▸ **WHAT IS REQUIRED**
Put the lines from the line with "payment-type-header: Tipo de" to the line with "sale-value-line1: Valor da [241,207,305,224]" into a Markdown table with the columns Row and Line, numbering each row and leaving out blank lines.

— START DATASET ROWS —

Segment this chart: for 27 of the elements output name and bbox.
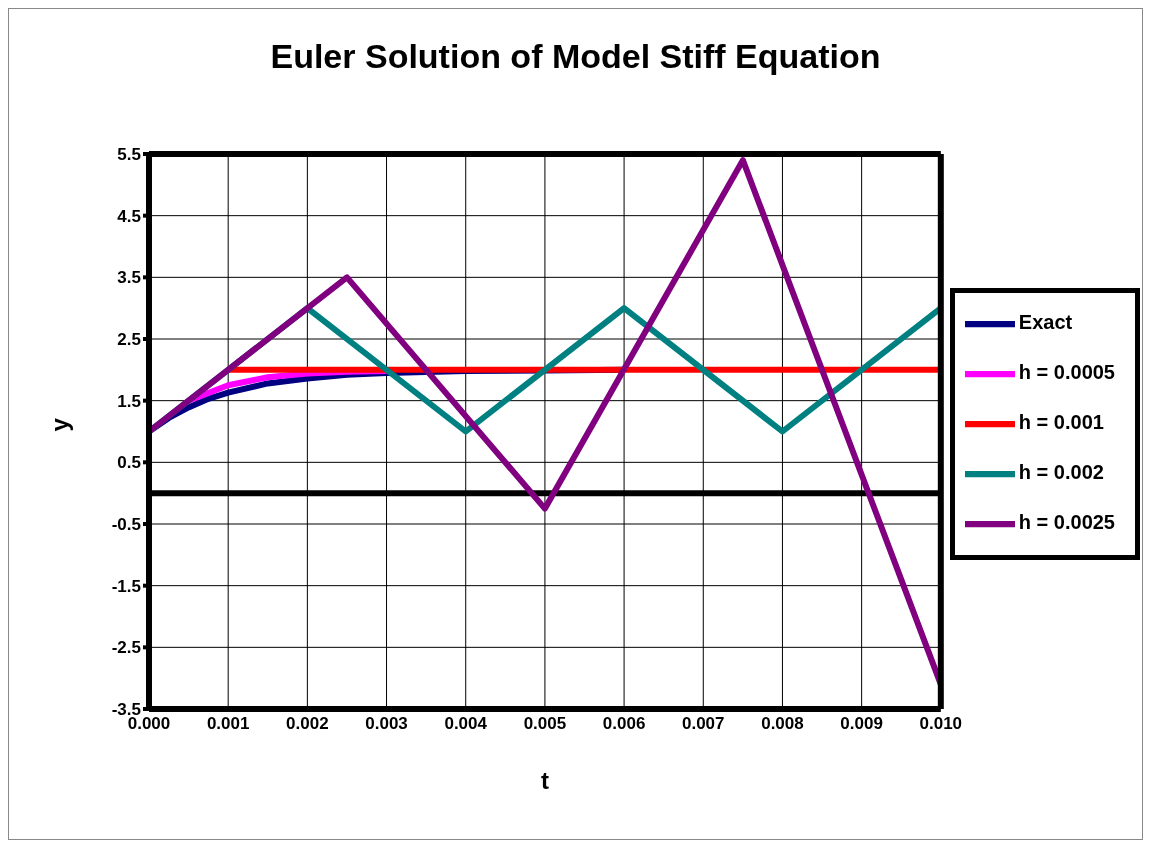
x-tick-label: 0.002: [286, 714, 329, 734]
x-tick-label: 0.008: [761, 714, 804, 734]
y-axis-title: y: [45, 417, 73, 432]
x-tick-label: 0.005: [523, 714, 567, 734]
x-tick-label: 0.010: [919, 714, 963, 734]
legend-label: h = 0.0005: [1018, 361, 1115, 384]
y-tick-label: 4.5: [117, 206, 141, 226]
y-tick-label: -1.5: [111, 576, 141, 596]
y-tick-label: 0.5: [117, 453, 141, 473]
x-tick-label: 0.004: [444, 714, 488, 734]
y-tick-label: 1.5: [117, 391, 141, 411]
x-axis-title: t: [540, 767, 549, 794]
chart-title: Euler Solution of Model Stiff Equation: [269, 37, 882, 76]
legend-label: h = 0.001: [1018, 411, 1104, 434]
legend-label: h = 0.002: [1018, 461, 1104, 484]
x-tick-label: 0.003: [365, 714, 408, 734]
x-tick-label: 0.006: [602, 714, 646, 734]
y-tick-label: -0.5: [111, 515, 141, 535]
y-tick-label: 3.5: [117, 268, 141, 288]
x-tick-label: 0.009: [840, 714, 883, 734]
legend-label: Exact: [1018, 311, 1073, 334]
x-tick-label: 0.001: [206, 714, 250, 734]
x-tick-label: 0.007: [682, 714, 725, 734]
y-tick-label: 2.5: [117, 330, 141, 350]
legend-label: h = 0.0025: [1018, 511, 1115, 534]
y-tick-label: 5.5: [117, 145, 141, 165]
y-tick-label: -2.5: [111, 638, 141, 658]
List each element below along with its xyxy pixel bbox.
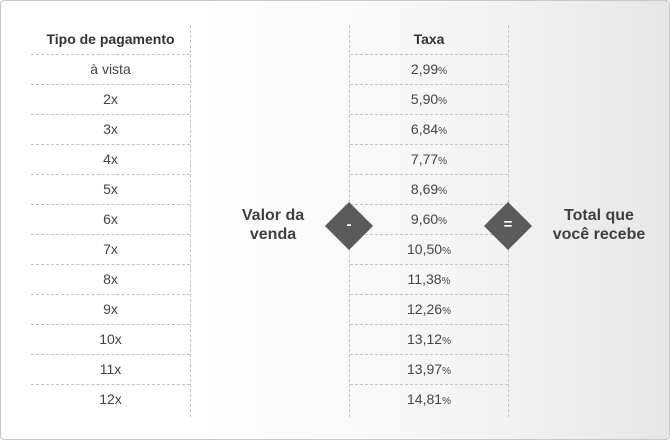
payment-type-header: Tipo de pagamento [31,25,190,55]
column-divider [190,25,191,417]
payment-type-cell: 10x [31,325,190,355]
rate-value: 7,77 [410,151,439,167]
rate-value: 9,60 [410,211,439,227]
sale-value-label: Valor da venda [223,206,323,244]
rate-cell: 8,69% [350,175,508,205]
rate-cell: 11,38% [350,265,508,295]
rate-value: 13,12 [407,331,443,347]
payment-type-cell: 12x [99,391,122,407]
rate-value: 14,81 [407,391,443,407]
rate-cell: 9,60% [350,205,508,235]
rate-cell: 13,12% [350,325,508,355]
total-received-label: Total que você recebe [539,206,659,244]
rate-cell: 7,77% [350,145,508,175]
payment-type-cell: 6x [31,205,190,235]
rate-value: 2,99 [410,61,439,77]
payment-type-cell: 7x [31,235,190,265]
rate-value: 10,50 [407,241,443,257]
rate-unit: % [438,216,448,227]
payment-type-cell: 9x [31,295,190,325]
rate-value: 13,97 [407,361,443,377]
rate-cell: 5,90% [350,85,508,115]
payment-type-cell: 11x [31,355,190,385]
total-line2: você recebe [552,226,646,243]
rate-value: 12,26 [407,301,443,317]
sale-value-line1: Valor da [241,207,305,224]
rate-value: 6,84 [410,121,439,137]
rate-value: 8,69 [410,181,439,197]
payment-type-cell: à vista [31,55,190,85]
rate-unit: % [442,306,451,317]
payment-type-cell: 2x [31,85,190,115]
payment-type-cell: 3x [31,115,190,145]
rate-cell: 13,97% [350,355,508,385]
rate-unit: % [438,126,448,137]
total-line1: Total que [564,207,634,224]
payment-type-column: Tipo de pagamento à vista 2x 3x 4x 5x 6x 7x 8x 9… [31,25,190,414]
payment-type-cell: 5x [31,175,190,205]
rate-cell: 10,50% [350,235,508,265]
rate-value: 5,90 [410,91,439,107]
rate-unit: % [438,66,448,77]
rate-value: 11,38 [407,271,442,287]
payment-type-cell: 8x [31,265,190,295]
rate-unit: % [441,276,451,287]
sale-value-line2: venda [249,226,297,243]
rate-cell: 14,81% [350,385,508,414]
rate-cell: 6,84% [350,115,508,145]
rate-cell: 2,99% [350,55,508,85]
rate-unit: % [442,336,451,347]
rate-unit: % [442,246,451,257]
rate-unit: % [438,186,448,197]
rate-column: Taxa 2,99% 5,90% 6,84% 7,77% 8,69% 9,60% 10,50… [350,25,508,414]
rate-unit: % [438,156,448,167]
equals-symbol: = [503,216,513,233]
rate-unit: % [442,396,451,407]
rate-unit: % [442,366,451,377]
minus-symbol: - [346,216,352,233]
payment-type-cell: 4x [31,145,190,175]
rate-cell: 12,26% [350,295,508,325]
rate-unit: % [438,96,448,107]
rate-header: Taxa [350,25,508,55]
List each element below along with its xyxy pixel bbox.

— END DATASET ROWS —

▸ **CORRECT RESPONSE**
| Row | Line |
|---|---|
| 1 | payment-type-header: Tipo de pagamento [31,25,190,55] |
| 2 | column-divider [190,25,191,417] |
| 3 | payment-type-cell: 10x [31,325,190,355] |
| 4 | rate-value: 7,77 [410,151,439,167] |
| 5 | rate-value: 9,60 [410,211,439,227] |
| 6 | sale-value-label: Valor da venda [223,206,323,244] |
| 7 | rate-cell: 8,69% [350,175,508,205] |
| 8 | rate-cell: 11,38% [350,265,508,295] |
| 9 | rate-value: 13,12 [407,331,443,347] |
| 10 | payment-type-cell: 12x [99,391,122,407] |
| 11 | rate-value: 14,81 [407,391,443,407] |
| 12 | rate-cell: 9,60% [350,205,508,235] |
| 13 | rate-cell: 13,12% [350,325,508,355] |
| 14 | total-received-label: Total que você recebe [539,206,659,244] |
| 15 | rate-cell: 7,77% [350,145,508,175] |
| 16 | payment-type-cell: 6x [31,205,190,235] |
| 17 | rate-value: 2,99 [410,61,439,77] |
| 18 | payment-type-cell: 7x [31,235,190,265] |
| 19 | rate-value: 10,50 [407,241,443,257] |
| 20 | rate-unit: % [438,216,448,227] |
| 21 | payment-type-cell: 9x [31,295,190,325] |
| 22 | rate-value: 13,97 [407,361,443,377] |
| 23 | rate-cell: 5,90% [350,85,508,115] |
| 24 | payment-type-cell: 11x [31,355,190,385] |
| 25 | total-line2: você recebe [552,226,646,243] |
| 26 | rate-value: 12,26 [407,301,443,317] |
| 27 | sale-value-line1: Valor da [241,207,305,224] |